** begin STORED RECORDS **
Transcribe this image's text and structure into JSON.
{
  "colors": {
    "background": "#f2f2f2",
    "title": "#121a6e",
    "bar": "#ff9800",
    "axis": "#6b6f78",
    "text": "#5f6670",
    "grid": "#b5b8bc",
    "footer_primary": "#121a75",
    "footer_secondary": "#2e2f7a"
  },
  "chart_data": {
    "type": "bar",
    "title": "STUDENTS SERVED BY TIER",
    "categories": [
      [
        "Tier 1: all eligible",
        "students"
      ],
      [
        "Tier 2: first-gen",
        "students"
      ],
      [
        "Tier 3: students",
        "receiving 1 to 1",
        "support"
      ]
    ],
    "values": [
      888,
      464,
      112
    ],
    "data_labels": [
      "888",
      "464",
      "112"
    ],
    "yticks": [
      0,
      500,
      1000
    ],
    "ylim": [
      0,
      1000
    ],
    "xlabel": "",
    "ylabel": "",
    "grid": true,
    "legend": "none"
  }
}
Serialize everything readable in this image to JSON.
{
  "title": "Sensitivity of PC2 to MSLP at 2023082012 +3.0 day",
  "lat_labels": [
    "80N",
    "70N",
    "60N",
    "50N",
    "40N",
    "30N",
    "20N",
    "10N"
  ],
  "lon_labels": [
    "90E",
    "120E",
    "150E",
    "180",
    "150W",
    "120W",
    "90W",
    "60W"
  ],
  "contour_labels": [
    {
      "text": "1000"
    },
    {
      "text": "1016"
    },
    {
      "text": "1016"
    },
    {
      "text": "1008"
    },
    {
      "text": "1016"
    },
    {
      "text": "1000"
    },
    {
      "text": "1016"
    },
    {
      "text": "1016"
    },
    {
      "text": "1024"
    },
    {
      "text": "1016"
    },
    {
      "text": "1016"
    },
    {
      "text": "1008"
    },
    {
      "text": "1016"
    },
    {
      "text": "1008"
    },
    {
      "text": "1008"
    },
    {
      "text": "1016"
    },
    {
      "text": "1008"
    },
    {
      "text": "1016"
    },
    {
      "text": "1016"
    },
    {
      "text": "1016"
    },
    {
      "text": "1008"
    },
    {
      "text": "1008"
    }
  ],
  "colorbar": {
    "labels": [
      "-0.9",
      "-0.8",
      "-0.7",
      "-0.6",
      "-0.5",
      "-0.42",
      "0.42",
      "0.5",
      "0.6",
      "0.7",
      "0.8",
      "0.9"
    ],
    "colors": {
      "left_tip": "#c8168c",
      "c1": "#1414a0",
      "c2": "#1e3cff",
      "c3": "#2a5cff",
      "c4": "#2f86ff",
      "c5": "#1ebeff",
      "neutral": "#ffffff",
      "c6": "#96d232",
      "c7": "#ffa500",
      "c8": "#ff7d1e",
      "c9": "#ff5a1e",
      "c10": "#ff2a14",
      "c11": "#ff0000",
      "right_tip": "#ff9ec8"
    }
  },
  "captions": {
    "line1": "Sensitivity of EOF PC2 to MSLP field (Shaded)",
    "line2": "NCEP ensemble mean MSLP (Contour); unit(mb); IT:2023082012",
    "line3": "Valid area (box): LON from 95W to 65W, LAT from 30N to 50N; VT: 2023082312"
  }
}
** end STORED RECORDS **
### TASK PROMPT
Extract the full listing above without alteration.

### EXERCISE ANSWER
Transcribe this image's text and structure into JSON.
{
  "colors": {
    "background": "#f2f2f2",
    "title": "#121a6e",
    "bar": "#ff9800",
    "axis": "#6b6f78",
    "text": "#5f6670",
    "grid": "#b5b8bc",
    "footer_primary": "#121a75",
    "footer_secondary": "#2e2f7a"
  },
  "chart_data": {
    "type": "bar",
    "title": "STUDENTS SERVED BY TIER",
    "categories": [
      [
        "Tier 1: all eligible",
        "students"
      ],
      [
        "Tier 2: first-gen",
        "students"
      ],
      [
        "Tier 3: students",
        "receiving 1 to 1",
        "support"
      ]
    ],
    "values": [
      888,
      464,
      112
    ],
    "data_labels": [
      "888",
      "464",
      "112"
    ],
    "yticks": [
      0,
      500,
      1000
    ],
    "ylim": [
      0,
      1000
    ],
    "xlabel": "",
    "ylabel": "",
    "grid": true,
    "legend": "none"
  }
}
Serialize everything readable in this image to JSON.
{
  "title": "Sensitivity of PC2 to MSLP at 2023082012 +3.0 day",
  "lat_labels": [
    "80N",
    "70N",
    "60N",
    "50N",
    "40N",
    "30N",
    "20N",
    "10N"
  ],
  "lon_labels": [
    "90E",
    "120E",
    "150E",
    "180",
    "150W",
    "120W",
    "90W",
    "60W"
  ],
  "contour_labels": [
    {
      "text": "1000"
    },
    {
      "text": "1016"
    },
    {
      "text": "1016"
    },
    {
      "text": "1008"
    },
    {
      "text": "1016"
    },
    {
      "text": "1000"
    },
    {
      "text": "1016"
    },
    {
      "text": "1016"
    },
    {
      "text": "1024"
    },
    {
      "text": "1016"
    },
    {
      "text": "1016"
    },
    {
      "text": "1008"
    },
    {
      "text": "1016"
    },
    {
      "text": "1008"
    },
    {
      "text": "1008"
    },
    {
      "text": "1016"
    },
    {
      "text": "1008"
    },
    {
      "text": "1016"
    },
    {
      "text": "1016"
    },
    {
      "text": "1016"
    },
    {
      "text": "1008"
    },
    {
      "text": "1008"
    }
  ],
  "colorbar": {
    "labels": [
      "-0.9",
      "-0.8",
      "-0.7",
      "-0.6",
      "-0.5",
      "-0.42",
      "0.42",
      "0.5",
      "0.6",
      "0.7",
      "0.8",
      "0.9"
    ],
    "colors": {
      "left_tip": "#c8168c",
      "c1": "#1414a0",
      "c2": "#1e3cff",
      "c3": "#2a5cff",
      "c4": "#2f86ff",
      "c5": "#1ebeff",
      "neutral": "#ffffff",
      "c6": "#96d232",
      "c7": "#ffa500",
      "c8": "#ff7d1e",
      "c9": "#ff5a1e",
      "c10": "#ff2a14",
      "c11": "#ff0000",
      "right_tip": "#ff9ec8"
    }
  },
  "captions": {
    "line1": "Sensitivity of EOF PC2 to MSLP field (Shaded)",
    "line2": "NCEP ensemble mean MSLP (Contour); unit(mb); IT:2023082012",
    "line3": "Valid area (box): LON from 95W to 65W, LAT from 30N to 50N; VT: 2023082312"
  }
}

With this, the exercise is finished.